• [TASK BRIEF] From the entries below, copy every line where the string "闽侯县第一中学" appears.

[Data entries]
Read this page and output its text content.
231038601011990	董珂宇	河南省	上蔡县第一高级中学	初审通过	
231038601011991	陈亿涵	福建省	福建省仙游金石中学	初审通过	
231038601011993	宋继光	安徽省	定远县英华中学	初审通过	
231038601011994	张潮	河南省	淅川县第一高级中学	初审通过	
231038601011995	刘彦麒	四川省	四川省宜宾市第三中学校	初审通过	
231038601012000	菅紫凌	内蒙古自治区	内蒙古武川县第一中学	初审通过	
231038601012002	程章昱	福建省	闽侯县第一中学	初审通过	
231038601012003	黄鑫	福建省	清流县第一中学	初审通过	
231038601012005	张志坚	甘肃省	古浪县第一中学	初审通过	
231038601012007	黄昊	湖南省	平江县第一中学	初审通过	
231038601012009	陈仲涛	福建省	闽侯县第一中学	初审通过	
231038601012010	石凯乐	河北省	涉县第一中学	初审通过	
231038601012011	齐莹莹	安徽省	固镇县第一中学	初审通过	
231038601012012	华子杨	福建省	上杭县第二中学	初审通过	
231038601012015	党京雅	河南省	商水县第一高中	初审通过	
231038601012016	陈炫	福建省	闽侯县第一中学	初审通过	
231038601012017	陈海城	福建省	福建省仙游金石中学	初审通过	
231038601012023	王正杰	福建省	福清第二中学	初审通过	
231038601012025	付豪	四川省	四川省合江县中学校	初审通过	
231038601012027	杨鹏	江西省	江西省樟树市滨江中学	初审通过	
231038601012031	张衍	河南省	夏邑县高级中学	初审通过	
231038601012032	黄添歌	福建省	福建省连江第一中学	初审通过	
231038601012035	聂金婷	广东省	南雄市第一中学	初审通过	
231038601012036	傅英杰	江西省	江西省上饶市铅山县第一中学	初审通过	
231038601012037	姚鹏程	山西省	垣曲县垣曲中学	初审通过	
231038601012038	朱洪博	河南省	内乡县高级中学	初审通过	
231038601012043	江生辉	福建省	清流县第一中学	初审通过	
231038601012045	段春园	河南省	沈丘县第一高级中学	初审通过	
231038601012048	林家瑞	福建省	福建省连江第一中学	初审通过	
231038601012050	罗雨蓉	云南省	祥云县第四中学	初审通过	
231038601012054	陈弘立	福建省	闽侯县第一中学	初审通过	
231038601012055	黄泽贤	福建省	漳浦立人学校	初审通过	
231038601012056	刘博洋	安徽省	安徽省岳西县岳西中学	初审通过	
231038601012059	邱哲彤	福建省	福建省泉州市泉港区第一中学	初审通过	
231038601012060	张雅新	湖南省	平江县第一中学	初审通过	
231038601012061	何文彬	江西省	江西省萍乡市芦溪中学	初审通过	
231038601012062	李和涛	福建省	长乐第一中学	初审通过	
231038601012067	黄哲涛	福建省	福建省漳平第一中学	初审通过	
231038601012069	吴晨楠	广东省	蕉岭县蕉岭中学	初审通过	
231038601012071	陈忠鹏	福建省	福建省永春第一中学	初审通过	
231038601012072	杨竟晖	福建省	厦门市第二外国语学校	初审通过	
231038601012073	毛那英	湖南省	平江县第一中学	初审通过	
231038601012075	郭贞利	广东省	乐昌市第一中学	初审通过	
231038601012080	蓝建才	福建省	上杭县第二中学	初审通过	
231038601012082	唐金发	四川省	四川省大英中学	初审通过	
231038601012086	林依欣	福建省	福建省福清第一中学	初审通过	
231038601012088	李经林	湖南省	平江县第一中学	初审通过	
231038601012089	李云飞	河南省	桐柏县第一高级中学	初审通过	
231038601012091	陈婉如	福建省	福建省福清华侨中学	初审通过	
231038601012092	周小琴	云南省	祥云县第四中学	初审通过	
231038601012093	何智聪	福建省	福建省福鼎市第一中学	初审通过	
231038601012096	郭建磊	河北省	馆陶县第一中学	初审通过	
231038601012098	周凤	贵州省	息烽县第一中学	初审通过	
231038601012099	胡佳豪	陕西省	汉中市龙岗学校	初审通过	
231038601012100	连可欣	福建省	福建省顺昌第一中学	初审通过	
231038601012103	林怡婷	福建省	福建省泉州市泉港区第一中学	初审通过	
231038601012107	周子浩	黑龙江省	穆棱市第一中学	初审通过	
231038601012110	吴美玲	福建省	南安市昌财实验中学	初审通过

• [THE REPLY]
231038601012002	程章昱	福建省	闽侯县第一中学	初审通过	
231038601012009	陈仲涛	福建省	闽侯县第一中学	初审通过	
231038601012016	陈炫	福建省	闽侯县第一中学	初审通过	
231038601012054	陈弘立	福建省	闽侯县第一中学	初审通过	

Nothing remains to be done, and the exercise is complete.